WRITTEN EXERCISE: Write the continuation of the blog post about the late-January snow and the changed weekend plans, beginning right after its final sentence.

EXCERPT:
▬▬▬
Sunday, January 29, 2023

Plans Change and We Adjust

January, in its final days, began behaving normally. We awoke Monday morning to three inches of snow. It was the sort of snow that sticks to everything and transforms the most mundane objects into beautiful art. Every branch on every tree, every stem of every dead weed, the rocks, the mailbox – all of it made lovely by the snow. I had a dentist appointment in town that morning and the drive there and back was gorgeous.

On my way to the dentist.

It snowed again on Wednesday, a more substantial storm with gusty winds that blanketed us in another three inches. Stacey and Hannah decided to stay home from work that day and not venture out in the snow. That snow also changed other bigger plans for us. Stacey, Miriam, and Hannah were going to drive down to the Thayn’s house on Wednesday night. Stacey was supposed to fly out of Pittsburgh Thursday morning to go to Utah for the weekend. Miriam and Hannah were going down to spend the weekend at the Thayn’s. No one went anywhere on Wednesday. Stacey will not drive or even ride in a car when there is snow on the road. So she cancelled her plans. The roads were good by Friday, so Miriam and Hannah drove down that afternoon. Hannah will be home later today. Miriam is traveling on to spend some time at the Foster’s house. So our plans for the weekend changed, but we adapted and it all turned out in the end. I would have been home alone all weekend, so maybe I don't mind the snow so much.
▬▬▬
Extracted lines:
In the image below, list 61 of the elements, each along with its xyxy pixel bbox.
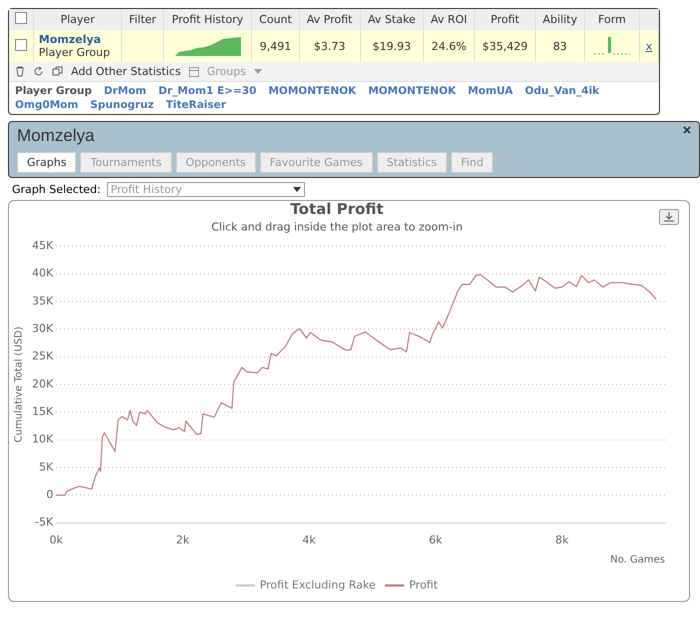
text: x: [646, 40, 652, 52]
text: Player Group: [15, 85, 92, 97]
text: Omg0Mom: [15, 99, 78, 111]
legend-label: Profit: [409, 578, 438, 592]
text: TiteRaiser: [166, 99, 226, 111]
category-label: Av Profit: [299, 9, 360, 30]
text: DrMom: [104, 85, 146, 97]
text: Graphs: [17, 152, 76, 173]
x-tick-label: 8k: [555, 533, 570, 546]
x-tick-label: 6k: [428, 533, 443, 546]
category-label: Av ROI: [423, 9, 475, 30]
category-label: Ability: [535, 9, 585, 30]
text: $19.93: [372, 40, 411, 52]
text: 83: [553, 40, 567, 52]
y-tick-label: 5K: [38, 460, 54, 474]
y-tick-label: 30K: [32, 322, 54, 336]
y-tick-label: 15K: [32, 405, 54, 418]
x-tick-label: 4k: [302, 533, 316, 546]
category-label: Form: [584, 9, 640, 30]
text: Dr_Mom1 E>=30: [158, 85, 256, 97]
y-tick-label: 10K: [32, 432, 54, 446]
y-tick-label: 40K: [32, 266, 54, 280]
text: Odu_Van_4ik: [524, 85, 600, 97]
y-axis-title: Cumulative Total (USD): [14, 326, 25, 442]
y-tick-label: 35K: [32, 294, 54, 308]
text: $3.73: [314, 40, 346, 52]
category-label: Av Stake: [360, 9, 424, 30]
text: MomUA: [468, 85, 513, 97]
category-label: Filter: [122, 9, 164, 30]
text: Opponents: [176, 152, 256, 173]
text: Profit History: [163, 9, 252, 30]
text: Spunogruz: [90, 99, 154, 111]
x-tick-label: 2k: [176, 533, 190, 546]
text: Momzelya Player Group: [38, 33, 110, 59]
text: Profit History: [110, 183, 182, 196]
y-tick-label: 25K: [32, 350, 54, 363]
x-axis-title: No. Games: [610, 554, 665, 566]
category-label: Profit: [474, 9, 536, 30]
text: Groups: [206, 65, 246, 78]
text: Favourite Games: [260, 152, 373, 173]
text: Tournaments: [80, 152, 172, 173]
y-tick-label: 20K: [32, 377, 54, 390]
category-label: Player: [33, 9, 122, 30]
text: 9,491: [260, 40, 292, 52]
chart-subtitle: Click and drag inside the plot area to zoom-in: [211, 220, 463, 234]
text: $35,429: [482, 40, 528, 52]
y-tick-label: 45K: [32, 239, 54, 252]
category-label: Count: [252, 9, 300, 30]
x-tick-label: 0k: [50, 533, 64, 546]
text: MOMONTENOK: [368, 85, 456, 97]
legend-label: Profit Excluding Rake: [260, 578, 376, 592]
y-tick-label: -5K: [35, 516, 54, 529]
text: Graph Selected:: [12, 183, 101, 196]
text: Add Other Statistics: [71, 65, 181, 78]
chart-title: Total Profit: [290, 200, 384, 218]
text: 24.6%: [431, 40, 466, 52]
text: MOMONTENOK: [268, 85, 356, 97]
text: Find: [450, 152, 494, 173]
y-tick-label: 0: [46, 488, 54, 501]
text: Statistics: [376, 152, 447, 173]
text: Momzelya: [17, 126, 94, 146]
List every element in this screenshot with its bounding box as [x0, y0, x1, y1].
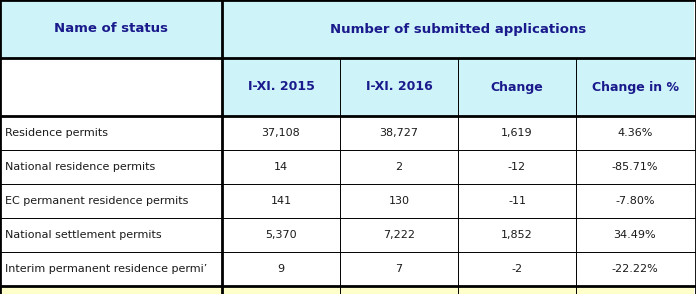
Text: -11: -11 — [508, 196, 526, 206]
Text: 2: 2 — [395, 162, 402, 172]
Text: 7: 7 — [395, 264, 402, 274]
Bar — [0, 286, 222, 294]
Bar — [222, 184, 340, 218]
Bar — [0, 150, 222, 184]
Bar — [222, 116, 340, 150]
Text: Residence permits: Residence permits — [5, 128, 108, 138]
Bar — [340, 184, 458, 218]
Bar — [458, 218, 576, 252]
Text: Change: Change — [491, 81, 544, 93]
Text: I-XI. 2015: I-XI. 2015 — [248, 81, 315, 93]
Bar — [576, 150, 694, 184]
Text: Name of status: Name of status — [54, 23, 168, 36]
Bar — [458, 184, 576, 218]
Bar — [222, 58, 340, 116]
Bar — [222, 252, 340, 286]
Bar — [458, 116, 576, 150]
Text: 4.36%: 4.36% — [617, 128, 653, 138]
Text: -2: -2 — [512, 264, 523, 274]
Bar — [222, 286, 340, 294]
Bar — [0, 0, 222, 58]
Text: EC permanent residence permits: EC permanent residence permits — [5, 196, 189, 206]
Bar — [340, 116, 458, 150]
Bar — [222, 218, 340, 252]
Text: Interim permanent residence permi’: Interim permanent residence permi’ — [5, 264, 207, 274]
Text: 38,727: 38,727 — [379, 128, 418, 138]
Text: National settlement permits: National settlement permits — [5, 230, 161, 240]
Bar — [458, 286, 576, 294]
Bar — [458, 252, 576, 286]
Text: 1,619: 1,619 — [501, 128, 533, 138]
Text: Change in %: Change in % — [592, 81, 679, 93]
Text: 34.49%: 34.49% — [614, 230, 656, 240]
Bar — [0, 252, 222, 286]
Text: -85.71%: -85.71% — [612, 162, 658, 172]
Text: -22.22%: -22.22% — [612, 264, 658, 274]
Text: 5,370: 5,370 — [265, 230, 296, 240]
Bar — [0, 184, 222, 218]
Bar — [340, 150, 458, 184]
Bar — [340, 286, 458, 294]
Text: 1,852: 1,852 — [501, 230, 533, 240]
Bar — [576, 58, 694, 116]
Text: 130: 130 — [388, 196, 409, 206]
Bar — [0, 58, 222, 116]
Text: 7,222: 7,222 — [383, 230, 415, 240]
Bar — [458, 150, 576, 184]
Bar — [340, 218, 458, 252]
Bar — [222, 0, 694, 58]
Bar — [576, 252, 694, 286]
Bar — [222, 150, 340, 184]
Bar — [340, 58, 458, 116]
Bar — [576, 184, 694, 218]
Text: I-XI. 2016: I-XI. 2016 — [365, 81, 432, 93]
Bar — [458, 58, 576, 116]
Text: -12: -12 — [508, 162, 526, 172]
Bar — [0, 218, 222, 252]
Text: 9: 9 — [278, 264, 285, 274]
Text: 37,108: 37,108 — [262, 128, 301, 138]
Bar — [576, 116, 694, 150]
Bar — [576, 286, 694, 294]
Text: National residence permits: National residence permits — [5, 162, 155, 172]
Bar — [340, 252, 458, 286]
Text: 141: 141 — [271, 196, 292, 206]
Bar — [576, 218, 694, 252]
Text: Number of submitted applications: Number of submitted applications — [330, 23, 586, 36]
Text: 14: 14 — [274, 162, 288, 172]
Bar — [0, 116, 222, 150]
Text: -7.80%: -7.80% — [615, 196, 655, 206]
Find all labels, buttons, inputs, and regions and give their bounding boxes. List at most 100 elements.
▬▬▬
RESULT OF THE TASK:
My opera choice last week, after two tragic tales by Puccini, La Bohème and Tosca, was a comic opera, opera buffa in Italian, by Gioachino Rossini (1792 – 1868). The Barber of Seville (Il barbiere di Siviglia) is an opera in Italian, based on a French play, about a Spanish barber. How’s that for a convoluted story? It is the most famous of Rossini’s thirty-nine operas. The story comes from a comic trilogy by French playwright Pierre Beaumarchais – The Barber of Seville, The Marriage of Figaro, and The Guilty Mother. Mozart’s opera The Marriage of Figaro, composed 30 years earlier in 1786, is based on the second part of the Beaumarchais trilogy. The premiere of Rossini’s opera at the Teatro Argentina in Rome on 20 February 1816, was a disaster. The audience was upset that Rossini had written the opera when there already was a popular opera written by Giovanni Paisiello. To show their displeasure, the fans of Paisiello hissed and jeered throughout the performance and finally stormed the stage. However, the second performance was successful and Rossini’s Barber has remained popular ever since. It is number six on the list of the most performed operas today. You’d recognize some of the music. Parts of it have been used in many cartoons. The most famous is the 1950 Looney Tunes cartoon with Bugs Bunny and Elmer Fudd. Woody Woodpecker (1944), Willie the Whale (Disney 1946), Michigan J. Frog (Merrie Melodies, 1955), and Tom (of Tom and Jerry fame, 1964) have all taken a shot at singing Figaro’s aria “Largo al factotum.” 

Famous performances of Figaro's aria.

The story of the opera centers around the character of Figaro, the barber of Saville. Here is a blurb:

“Figaro! Figaro! Fiiigarooo!” Indeed, demand is at an all-time high for the sharp-scissored and equally sharp-witted barber of Seville. Chief among the clamoring masses is Count Almaviva, who begs his friend to help him woo the beautiful young Rosina. The catch? A bumbling, older doctor has claimed her first! Pulling from a bottomless bag of tricks and disguises, this scheming duo stops at nothing – breaking and entering, shaving distractions, even good old-fashioned bribery--to turn the tables in the name of true love.”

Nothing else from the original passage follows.